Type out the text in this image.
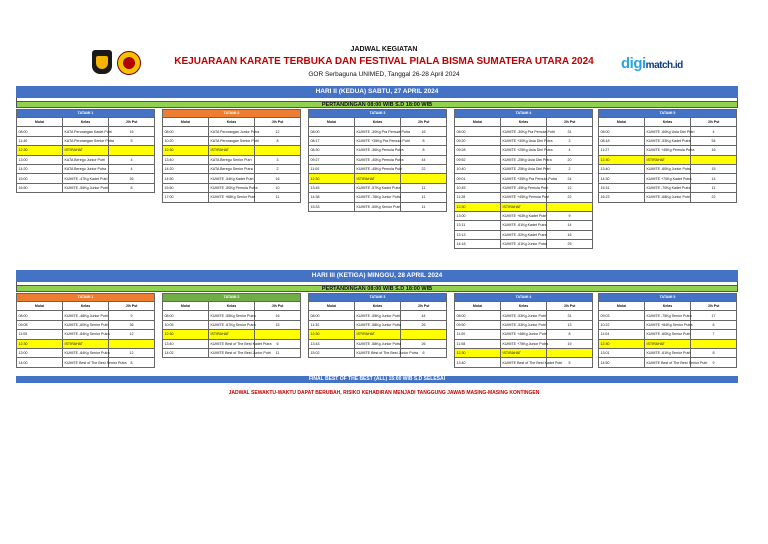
JADWAL KEGIATAN
KEJUARAAN KARATE TERBUKA DAN FESTIVAL PIALA BISMA SUMATERA UTARA 2024
GOR Serbaguna UNIMED, Tanggal 26-28 April 2024
digimatch.id
HARI II (KEDUA) SABTU, 27 APRIL 2024
PERTANDINGAN 08:00 WIB S.D 18:00 WIB
TATAMI 1		
Mulai	Kelas	Jlh Pst
08:00	KATA Perorangan Kadet Putri	15
11:40	KATA Perorangan Senior Putra	5
12:30	ISTIRAHAT	
13:00	KATA Beregu Junior Putri	4
14:20	KATA Beregu Junior Putra	4
15:00	KUMITE -47Kg Kadet Putri	26
16:50	KUMITE -55Kg Junior Putri	8
TATAMI 2		
Mulai	Kelas	Jlh Pst
08:00	KATA Perorangan Junior Putra	12
10:20	KATA Perorangan Senior Putri	8
12:30	ISTIRAHAT	
13:40	KATA Beregu Senior Putri	3
14:20	KATA Beregu Senior Putra	2
14:50	KUMITE -54Kg Kadet Putri	16
15:50	KUMITE -50Kg Pemula Putra	10
17:00	KUMITE +68Kg Senior Putri	11
TATAMI 3		
Mulai	Kelas	Jlh Pst
08:00	KUMITE -30Kg Pra Pemula Putra	16
08:17	KUMITE +35Kg Pra Pemula Putri	8
08:30	KUMITE -36Kg Pemula Putra	8
09:27	KUMITE -40Kg Pemula Putra	44
11:00	KUMITE -45Kg Pemula Putri	22
12:30	ISTIRAHAT	
13:45	KUMITE -57Kg Kadet Putra	11
14:38	KUMITE -76Kg Junior Putra	11
15:33	KUMITE -50Kg Senior Putri	11
TATAMI 4		
Mulai	Kelas	Jlh Pst
08:00	KUMITE -30Kg Pra Pemula Putri	31
09:20	KUMITE +30Kg Usia Dini Putra	3
09:28	KUMITE +25Kg Usia Dini Putra	4
09:52	KUMITE -25Kg Usia Dini Putra	20
10:40	KUMITE -25Kg Usia Dini Putri	2
09:01	KUMITE +35Kg Pra Pemula Putra	24
10:45	KUMITE -45Kg Pemula Putri	12
11:28	KUMITE +45Kg Pemula Putri	22
12:30	ISTIRAHAT	
13:00	KUMITE +63Kg Kadet Putri	9
13:11	KUMITE -61Kg Kadet Putra	14
13:13	KUMITE -52Kg Kadet Putra	16
14:18	KUMITE -61Kg Junior Putra	25
TATAMI 5		
Mulai	Kelas	Jlh Pst
08:00	KUMITE -60Kg Usia Dini Putri	4
08:18	KUMITE -53Kg Kadet Putra	54
11:27	KUMITE +45Kg Pemula Putra	16
12:30	ISTIRAHAT	
13:40	KUMITE -60Kg Junior Putra	15
14:30	KUMITE +70Kg Kadet Putra	14
15:31	KUMITE -70Kg Kadet Putra	11
16:23	KUMITE -68Kg Junior Putri	22
HARI III (KETIGA) MINGGU, 28 APRIL 2024
PERTANDINGAN 08:00 WIB S.D 18:00 WIB
TATAMI 1		
Mulai	Kelas	Jlh Pst
08:00	KUMITE -48Kg Junior Putri	9
09:08	KUMITE -60Kg Senior Putri	36
11:05	KUMITE -84Kg Senior Putra	12
12:30	ISTIRAHAT	
13:00	KUMITE -84Kg Senior Putra	12
14:00	KUMITE Best of The Best Senior Putra	8
TATAMI 2		
Mulai	Kelas	Jlh Pst
08:00	KUMITE -55Kg Senior Putra	16
10:05	KUMITE -67Kg Senior Putra	15
12:30	ISTIRAHAT	
13:40	KUMITE Best of The Best Kadet Putra	6
14:02	KUMITE Best of The Best Junior Putri	11
TATAMI 3		
Mulai	Kelas	Jlh Pst
08:00	KUMITE -55Kg Junior Putri	44
11:30	KUMITE -58Kg Junior Putra	26
12:30	ISTIRAHAT	
13:43	KUMITE -58Kg Junior Putra	26
15:02	KUMITE Best of The Best Junior Putra	6
TATAMI 4		
Mulai	Kelas	Jlh Pst
08:00	KUMITE -53Kg Junior Putri	31
09:50	KUMITE -53Kg Junior Putri	13
11:00	KUMITE +48Kg Junior Putri	8
11:08	KUMITE +75Kg Junior Putra	19
12:30	ISTIRAHAT	
13:40	KUMITE Best of The Best Kadet Putri	5
TATAMI 5		
Mulai	Kelas	Jlh Pst
09:03	KUMITE -75Kg Senior Putra	17
10:22	KUMITE +84Kg Senior Putra	8
11:04	KUMITE -60Kg Senior Putri	7
12:30	ISTIRAHAT	
13:01	KUMITE -61Kg Senior Putri	8
14:50	KUMITE Best of The Best Senior Putri	9
FINAL BEST OF THE BEST (ALL) 15:00 WIB S.D SELESAI
JADWAL SEWAKTU-WAKTU DAPAT BERUBAH, RISIKO KEHADIRAN MENJADI TANGGUNG JAWAB MASING-MASING KONTINGEN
########################################
The pictures in the entries should be left out; output everything else exactly.

# [Solution to the exercise]
Type out the text in this image.
JADWAL KEGIATAN
KEJUARAAN KARATE TERBUKA DAN FESTIVAL PIALA BISMA SUMATERA UTARA 2024
GOR Serbaguna UNIMED, Tanggal 26-28 April 2024
digimatch.id
HARI II (KEDUA) SABTU, 27 APRIL 2024
PERTANDINGAN 08:00 WIB S.D 18:00 WIB
TATAMI 1		
Mulai	Kelas	Jlh Pst
08:00	KATA Perorangan Kadet Putri	15
11:40	KATA Perorangan Senior Putra	5
12:30	ISTIRAHAT	
13:00	KATA Beregu Junior Putri	4
14:20	KATA Beregu Junior Putra	4
15:00	KUMITE -47Kg Kadet Putri	26
16:50	KUMITE -55Kg Junior Putri	8
TATAMI 2		
Mulai	Kelas	Jlh Pst
08:00	KATA Perorangan Junior Putra	12
10:20	KATA Perorangan Senior Putri	8
12:30	ISTIRAHAT	
13:40	KATA Beregu Senior Putri	3
14:20	KATA Beregu Senior Putra	2
14:50	KUMITE -54Kg Kadet Putri	16
15:50	KUMITE -50Kg Pemula Putra	10
17:00	KUMITE +68Kg Senior Putri	11
TATAMI 3		
Mulai	Kelas	Jlh Pst
08:00	KUMITE -30Kg Pra Pemula Putra	16
08:17	KUMITE +35Kg Pra Pemula Putri	8
08:30	KUMITE -36Kg Pemula Putra	8
09:27	KUMITE -40Kg Pemula Putra	44
11:00	KUMITE -45Kg Pemula Putri	22
12:30	ISTIRAHAT	
13:45	KUMITE -57Kg Kadet Putra	11
14:38	KUMITE -76Kg Junior Putra	11
15:33	KUMITE -50Kg Senior Putri	11
TATAMI 4		
Mulai	Kelas	Jlh Pst
08:00	KUMITE -30Kg Pra Pemula Putri	31
09:20	KUMITE +30Kg Usia Dini Putra	3
09:28	KUMITE +25Kg Usia Dini Putra	4
09:52	KUMITE -25Kg Usia Dini Putra	20
10:40	KUMITE -25Kg Usia Dini Putri	2
09:01	KUMITE +35Kg Pra Pemula Putra	24
10:45	KUMITE -45Kg Pemula Putri	12
11:28	KUMITE +45Kg Pemula Putri	22
12:30	ISTIRAHAT	
13:00	KUMITE +63Kg Kadet Putri	9
13:11	KUMITE -61Kg Kadet Putra	14
13:13	KUMITE -52Kg Kadet Putra	16
14:18	KUMITE -61Kg Junior Putra	25
TATAMI 5		
Mulai	Kelas	Jlh Pst
08:00	KUMITE -60Kg Usia Dini Putri	4
08:18	KUMITE -53Kg Kadet Putra	54
11:27	KUMITE +45Kg Pemula Putra	16
12:30	ISTIRAHAT	
13:40	KUMITE -60Kg Junior Putra	15
14:30	KUMITE +70Kg Kadet Putra	14
15:31	KUMITE -70Kg Kadet Putra	11
16:23	KUMITE -68Kg Junior Putri	22
HARI III (KETIGA) MINGGU, 28 APRIL 2024
PERTANDINGAN 08:00 WIB S.D 18:00 WIB
TATAMI 1		
Mulai	Kelas	Jlh Pst
08:00	KUMITE -48Kg Junior Putri	9
09:08	KUMITE -60Kg Senior Putri	36
11:05	KUMITE -84Kg Senior Putra	12
12:30	ISTIRAHAT	
13:00	KUMITE -84Kg Senior Putra	12
14:00	KUMITE Best of The Best Senior Putra	8
TATAMI 2		
Mulai	Kelas	Jlh Pst
08:00	KUMITE -55Kg Senior Putra	16
10:05	KUMITE -67Kg Senior Putra	15
12:30	ISTIRAHAT	
13:40	KUMITE Best of The Best Kadet Putra	6
14:02	KUMITE Best of The Best Junior Putri	11
TATAMI 3		
Mulai	Kelas	Jlh Pst
08:00	KUMITE -55Kg Junior Putri	44
11:30	KUMITE -58Kg Junior Putra	26
12:30	ISTIRAHAT	
13:43	KUMITE -58Kg Junior Putra	26
15:02	KUMITE Best of The Best Junior Putra	6
TATAMI 4		
Mulai	Kelas	Jlh Pst
08:00	KUMITE -53Kg Junior Putri	31
09:50	KUMITE -53Kg Junior Putri	13
11:00	KUMITE +48Kg Junior Putri	8
11:08	KUMITE +75Kg Junior Putra	19
12:30	ISTIRAHAT	
13:40	KUMITE Best of The Best Kadet Putri	5
TATAMI 5		
Mulai	Kelas	Jlh Pst
09:03	KUMITE -75Kg Senior Putra	17
10:22	KUMITE +84Kg Senior Putra	8
11:04	KUMITE -60Kg Senior Putri	7
12:30	ISTIRAHAT	
13:01	KUMITE -61Kg Senior Putri	8
14:50	KUMITE Best of The Best Senior Putri	9
FINAL BEST OF THE BEST (ALL) 15:00 WIB S.D SELESAI
JADWAL SEWAKTU-WAKTU DAPAT BERUBAH, RISIKO KEHADIRAN MENJADI TANGGUNG JAWAB MASING-MASING KONTINGEN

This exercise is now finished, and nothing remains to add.